(Recorded data)
......

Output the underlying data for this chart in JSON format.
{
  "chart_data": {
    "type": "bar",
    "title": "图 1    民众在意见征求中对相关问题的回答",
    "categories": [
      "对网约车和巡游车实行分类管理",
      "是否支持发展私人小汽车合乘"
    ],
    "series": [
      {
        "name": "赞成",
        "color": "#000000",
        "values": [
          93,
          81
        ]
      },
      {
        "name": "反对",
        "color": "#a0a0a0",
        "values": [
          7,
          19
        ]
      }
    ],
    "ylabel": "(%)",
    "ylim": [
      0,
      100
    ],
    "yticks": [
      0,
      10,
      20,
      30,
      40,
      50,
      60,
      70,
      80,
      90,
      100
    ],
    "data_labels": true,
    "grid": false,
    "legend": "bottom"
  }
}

......

What you have to do:
Copy down the whole of the data above, matching it exactly.

Answer to this task:
Output the underlying data for this chart in JSON format.
{
  "chart_data": {
    "type": "bar",
    "title": "图 1    民众在意见征求中对相关问题的回答",
    "categories": [
      "对网约车和巡游车实行分类管理",
      "是否支持发展私人小汽车合乘"
    ],
    "series": [
      {
        "name": "赞成",
        "color": "#000000",
        "values": [
          93,
          81
        ]
      },
      {
        "name": "反对",
        "color": "#a0a0a0",
        "values": [
          7,
          19
        ]
      }
    ],
    "ylabel": "(%)",
    "ylim": [
      0,
      100
    ],
    "yticks": [
      0,
      10,
      20,
      30,
      40,
      50,
      60,
      70,
      80,
      90,
      100
    ],
    "data_labels": true,
    "grid": false,
    "legend": "bottom"
  }
}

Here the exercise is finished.